▶ [WHAT YOU ARE ASKED TO DO] Your answer should be a single number: the count of lines in the material below that hold "data".

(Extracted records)
━━━━━━
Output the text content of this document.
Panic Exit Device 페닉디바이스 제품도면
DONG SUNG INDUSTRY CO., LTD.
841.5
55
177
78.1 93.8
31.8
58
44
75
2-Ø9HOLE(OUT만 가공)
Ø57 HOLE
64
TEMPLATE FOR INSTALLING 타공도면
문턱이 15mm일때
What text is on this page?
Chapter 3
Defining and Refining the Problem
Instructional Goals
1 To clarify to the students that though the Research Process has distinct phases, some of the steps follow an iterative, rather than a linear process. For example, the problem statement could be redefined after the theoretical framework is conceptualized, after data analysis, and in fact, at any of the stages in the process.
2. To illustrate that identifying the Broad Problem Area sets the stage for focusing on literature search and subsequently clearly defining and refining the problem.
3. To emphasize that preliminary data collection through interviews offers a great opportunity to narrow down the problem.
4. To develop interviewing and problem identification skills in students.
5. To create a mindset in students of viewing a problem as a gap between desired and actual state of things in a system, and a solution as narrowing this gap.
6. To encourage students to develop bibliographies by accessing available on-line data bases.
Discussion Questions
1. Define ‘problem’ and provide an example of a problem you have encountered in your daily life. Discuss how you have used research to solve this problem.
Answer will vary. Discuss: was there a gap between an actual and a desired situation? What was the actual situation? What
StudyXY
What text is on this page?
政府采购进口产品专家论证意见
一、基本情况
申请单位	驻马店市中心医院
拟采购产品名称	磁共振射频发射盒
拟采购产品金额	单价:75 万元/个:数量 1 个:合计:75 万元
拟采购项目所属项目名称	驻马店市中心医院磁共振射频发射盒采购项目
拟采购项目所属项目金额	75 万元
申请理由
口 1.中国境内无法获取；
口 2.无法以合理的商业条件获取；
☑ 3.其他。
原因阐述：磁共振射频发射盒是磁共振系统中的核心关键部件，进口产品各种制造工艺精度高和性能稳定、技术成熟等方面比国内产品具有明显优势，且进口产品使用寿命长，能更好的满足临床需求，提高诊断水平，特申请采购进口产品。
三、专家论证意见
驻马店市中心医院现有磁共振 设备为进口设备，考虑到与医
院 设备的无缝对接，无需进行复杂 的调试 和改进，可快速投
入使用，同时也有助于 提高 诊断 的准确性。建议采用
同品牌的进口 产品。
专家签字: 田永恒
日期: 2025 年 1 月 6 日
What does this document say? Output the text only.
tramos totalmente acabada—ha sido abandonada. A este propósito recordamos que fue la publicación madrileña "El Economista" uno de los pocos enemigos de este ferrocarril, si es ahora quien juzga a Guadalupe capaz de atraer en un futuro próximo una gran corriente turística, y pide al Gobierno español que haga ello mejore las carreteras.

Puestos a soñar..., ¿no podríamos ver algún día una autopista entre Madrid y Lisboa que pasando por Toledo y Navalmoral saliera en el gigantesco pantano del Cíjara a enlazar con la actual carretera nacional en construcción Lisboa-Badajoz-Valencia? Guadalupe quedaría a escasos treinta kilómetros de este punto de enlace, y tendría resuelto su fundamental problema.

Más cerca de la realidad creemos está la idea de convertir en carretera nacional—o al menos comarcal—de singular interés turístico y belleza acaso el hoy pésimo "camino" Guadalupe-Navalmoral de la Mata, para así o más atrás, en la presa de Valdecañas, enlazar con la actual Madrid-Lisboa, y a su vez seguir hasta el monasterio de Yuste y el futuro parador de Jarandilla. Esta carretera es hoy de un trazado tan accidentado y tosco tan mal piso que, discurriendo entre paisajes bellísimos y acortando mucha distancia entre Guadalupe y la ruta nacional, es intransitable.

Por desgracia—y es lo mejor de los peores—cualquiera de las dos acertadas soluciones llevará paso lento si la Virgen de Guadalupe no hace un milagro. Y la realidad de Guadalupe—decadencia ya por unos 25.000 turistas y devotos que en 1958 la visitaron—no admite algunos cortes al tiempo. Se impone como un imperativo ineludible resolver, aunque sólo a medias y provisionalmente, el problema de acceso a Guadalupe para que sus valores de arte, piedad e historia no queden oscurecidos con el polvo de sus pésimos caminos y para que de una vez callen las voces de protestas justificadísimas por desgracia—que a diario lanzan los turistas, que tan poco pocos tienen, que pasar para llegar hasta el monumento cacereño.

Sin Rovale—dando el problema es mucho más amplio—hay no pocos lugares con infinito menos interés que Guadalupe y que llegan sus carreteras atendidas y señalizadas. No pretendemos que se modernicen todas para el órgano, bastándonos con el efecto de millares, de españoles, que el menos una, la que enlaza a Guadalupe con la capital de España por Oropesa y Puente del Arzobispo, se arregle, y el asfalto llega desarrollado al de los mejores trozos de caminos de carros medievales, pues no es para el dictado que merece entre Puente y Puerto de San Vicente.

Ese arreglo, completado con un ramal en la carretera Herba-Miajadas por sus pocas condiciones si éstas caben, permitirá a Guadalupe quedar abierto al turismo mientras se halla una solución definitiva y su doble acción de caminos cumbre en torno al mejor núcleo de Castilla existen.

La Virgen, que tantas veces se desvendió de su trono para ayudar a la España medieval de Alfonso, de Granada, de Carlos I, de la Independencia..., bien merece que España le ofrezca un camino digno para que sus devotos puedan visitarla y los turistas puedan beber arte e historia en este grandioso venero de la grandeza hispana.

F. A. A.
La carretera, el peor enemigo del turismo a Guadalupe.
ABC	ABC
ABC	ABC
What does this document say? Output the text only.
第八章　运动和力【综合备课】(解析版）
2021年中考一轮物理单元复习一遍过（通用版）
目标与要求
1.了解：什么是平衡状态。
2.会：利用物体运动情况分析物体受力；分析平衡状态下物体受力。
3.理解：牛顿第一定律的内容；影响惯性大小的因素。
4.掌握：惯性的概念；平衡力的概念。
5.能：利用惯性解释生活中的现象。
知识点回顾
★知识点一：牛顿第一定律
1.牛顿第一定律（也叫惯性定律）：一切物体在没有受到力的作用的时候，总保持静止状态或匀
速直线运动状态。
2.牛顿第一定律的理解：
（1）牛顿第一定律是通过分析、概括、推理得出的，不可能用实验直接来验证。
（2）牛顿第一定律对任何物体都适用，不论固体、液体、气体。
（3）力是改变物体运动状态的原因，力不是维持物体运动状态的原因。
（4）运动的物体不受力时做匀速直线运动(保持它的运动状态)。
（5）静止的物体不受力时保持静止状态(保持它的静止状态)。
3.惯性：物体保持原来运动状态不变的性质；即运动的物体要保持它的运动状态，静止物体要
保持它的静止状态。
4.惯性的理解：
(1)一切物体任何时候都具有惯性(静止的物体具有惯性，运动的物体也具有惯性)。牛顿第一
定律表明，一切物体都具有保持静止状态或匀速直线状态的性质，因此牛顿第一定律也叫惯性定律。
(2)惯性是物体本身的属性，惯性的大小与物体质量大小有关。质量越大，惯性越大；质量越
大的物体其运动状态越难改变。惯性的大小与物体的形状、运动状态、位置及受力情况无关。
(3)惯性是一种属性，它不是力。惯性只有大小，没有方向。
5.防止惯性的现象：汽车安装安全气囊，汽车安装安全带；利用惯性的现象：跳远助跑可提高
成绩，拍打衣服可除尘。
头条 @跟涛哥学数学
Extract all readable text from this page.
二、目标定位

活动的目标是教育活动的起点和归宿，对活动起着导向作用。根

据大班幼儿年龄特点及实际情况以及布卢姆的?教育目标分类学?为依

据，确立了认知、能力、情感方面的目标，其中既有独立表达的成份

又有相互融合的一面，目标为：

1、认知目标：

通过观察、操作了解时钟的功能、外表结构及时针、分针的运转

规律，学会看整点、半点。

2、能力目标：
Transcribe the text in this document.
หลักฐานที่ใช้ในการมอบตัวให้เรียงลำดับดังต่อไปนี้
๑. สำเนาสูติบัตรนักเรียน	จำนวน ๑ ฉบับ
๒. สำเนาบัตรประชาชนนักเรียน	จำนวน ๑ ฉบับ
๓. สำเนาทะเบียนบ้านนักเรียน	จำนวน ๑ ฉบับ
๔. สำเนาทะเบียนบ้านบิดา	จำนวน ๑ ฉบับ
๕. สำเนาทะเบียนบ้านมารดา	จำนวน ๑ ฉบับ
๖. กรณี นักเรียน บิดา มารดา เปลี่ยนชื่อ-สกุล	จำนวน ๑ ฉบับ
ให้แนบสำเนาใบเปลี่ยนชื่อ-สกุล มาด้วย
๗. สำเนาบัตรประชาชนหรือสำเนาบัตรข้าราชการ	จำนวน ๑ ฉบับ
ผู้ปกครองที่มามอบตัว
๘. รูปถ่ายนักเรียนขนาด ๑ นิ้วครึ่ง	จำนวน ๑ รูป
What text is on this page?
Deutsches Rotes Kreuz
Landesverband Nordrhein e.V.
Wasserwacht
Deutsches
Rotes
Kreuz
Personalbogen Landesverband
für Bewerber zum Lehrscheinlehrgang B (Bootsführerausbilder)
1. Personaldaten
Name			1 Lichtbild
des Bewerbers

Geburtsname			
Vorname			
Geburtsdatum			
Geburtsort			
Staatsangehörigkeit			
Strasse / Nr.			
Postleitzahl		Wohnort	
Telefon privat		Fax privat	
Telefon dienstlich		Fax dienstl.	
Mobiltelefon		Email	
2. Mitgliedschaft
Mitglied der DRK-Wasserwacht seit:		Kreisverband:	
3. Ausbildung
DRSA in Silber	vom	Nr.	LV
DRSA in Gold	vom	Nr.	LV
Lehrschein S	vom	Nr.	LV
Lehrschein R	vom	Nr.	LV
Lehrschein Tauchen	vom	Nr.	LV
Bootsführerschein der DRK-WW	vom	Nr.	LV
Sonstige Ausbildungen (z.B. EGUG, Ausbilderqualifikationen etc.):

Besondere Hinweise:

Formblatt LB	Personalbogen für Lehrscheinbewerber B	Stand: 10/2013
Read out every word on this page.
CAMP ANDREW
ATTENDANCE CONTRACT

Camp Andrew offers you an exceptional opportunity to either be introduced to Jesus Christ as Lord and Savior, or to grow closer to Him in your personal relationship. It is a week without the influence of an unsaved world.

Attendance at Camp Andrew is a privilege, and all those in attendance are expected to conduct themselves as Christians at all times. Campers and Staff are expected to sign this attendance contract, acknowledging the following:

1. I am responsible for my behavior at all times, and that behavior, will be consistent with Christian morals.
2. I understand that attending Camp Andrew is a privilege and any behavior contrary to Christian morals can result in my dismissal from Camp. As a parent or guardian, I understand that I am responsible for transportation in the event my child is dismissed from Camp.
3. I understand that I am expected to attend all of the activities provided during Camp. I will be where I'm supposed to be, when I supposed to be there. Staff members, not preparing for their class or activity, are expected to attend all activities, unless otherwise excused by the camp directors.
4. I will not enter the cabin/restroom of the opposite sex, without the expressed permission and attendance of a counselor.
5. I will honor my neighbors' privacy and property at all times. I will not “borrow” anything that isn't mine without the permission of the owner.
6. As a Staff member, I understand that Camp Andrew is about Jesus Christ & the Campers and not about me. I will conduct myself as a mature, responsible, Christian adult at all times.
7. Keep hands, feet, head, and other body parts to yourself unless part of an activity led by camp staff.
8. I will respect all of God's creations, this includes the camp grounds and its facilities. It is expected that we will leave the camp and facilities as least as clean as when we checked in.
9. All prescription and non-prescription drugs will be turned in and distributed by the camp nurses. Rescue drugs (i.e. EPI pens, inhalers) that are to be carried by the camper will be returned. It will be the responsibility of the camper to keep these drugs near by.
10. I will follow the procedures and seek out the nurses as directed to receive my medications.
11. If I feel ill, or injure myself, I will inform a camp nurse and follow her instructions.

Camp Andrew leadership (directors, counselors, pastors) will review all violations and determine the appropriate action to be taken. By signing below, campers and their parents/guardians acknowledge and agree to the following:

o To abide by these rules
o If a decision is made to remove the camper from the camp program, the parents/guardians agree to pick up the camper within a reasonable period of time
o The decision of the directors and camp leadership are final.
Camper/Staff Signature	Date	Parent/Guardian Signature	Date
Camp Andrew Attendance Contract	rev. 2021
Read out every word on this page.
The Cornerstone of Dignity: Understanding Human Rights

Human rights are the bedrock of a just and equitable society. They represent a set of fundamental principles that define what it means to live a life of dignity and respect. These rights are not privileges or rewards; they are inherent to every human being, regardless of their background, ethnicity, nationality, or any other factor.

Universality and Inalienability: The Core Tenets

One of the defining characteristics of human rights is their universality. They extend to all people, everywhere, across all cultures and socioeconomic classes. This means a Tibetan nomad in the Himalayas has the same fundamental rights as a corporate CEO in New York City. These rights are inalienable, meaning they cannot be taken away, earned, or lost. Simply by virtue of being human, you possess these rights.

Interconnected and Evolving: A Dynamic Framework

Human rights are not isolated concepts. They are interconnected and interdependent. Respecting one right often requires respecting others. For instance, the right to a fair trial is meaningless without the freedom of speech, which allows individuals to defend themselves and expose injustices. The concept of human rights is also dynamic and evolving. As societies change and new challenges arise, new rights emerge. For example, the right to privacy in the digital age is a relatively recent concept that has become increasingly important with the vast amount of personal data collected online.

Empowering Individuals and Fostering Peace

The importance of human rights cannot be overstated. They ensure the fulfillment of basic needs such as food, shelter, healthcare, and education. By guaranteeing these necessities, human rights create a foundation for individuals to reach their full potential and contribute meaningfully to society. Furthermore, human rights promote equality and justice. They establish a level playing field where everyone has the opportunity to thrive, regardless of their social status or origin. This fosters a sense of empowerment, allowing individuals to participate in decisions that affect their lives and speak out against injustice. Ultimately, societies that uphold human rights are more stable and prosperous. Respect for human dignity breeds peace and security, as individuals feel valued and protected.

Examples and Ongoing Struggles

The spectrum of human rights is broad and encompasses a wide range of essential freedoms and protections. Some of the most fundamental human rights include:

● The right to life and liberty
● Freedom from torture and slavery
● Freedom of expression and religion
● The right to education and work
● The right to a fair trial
━━━━━━
▶ [ANSWER FOR THE TASK] 4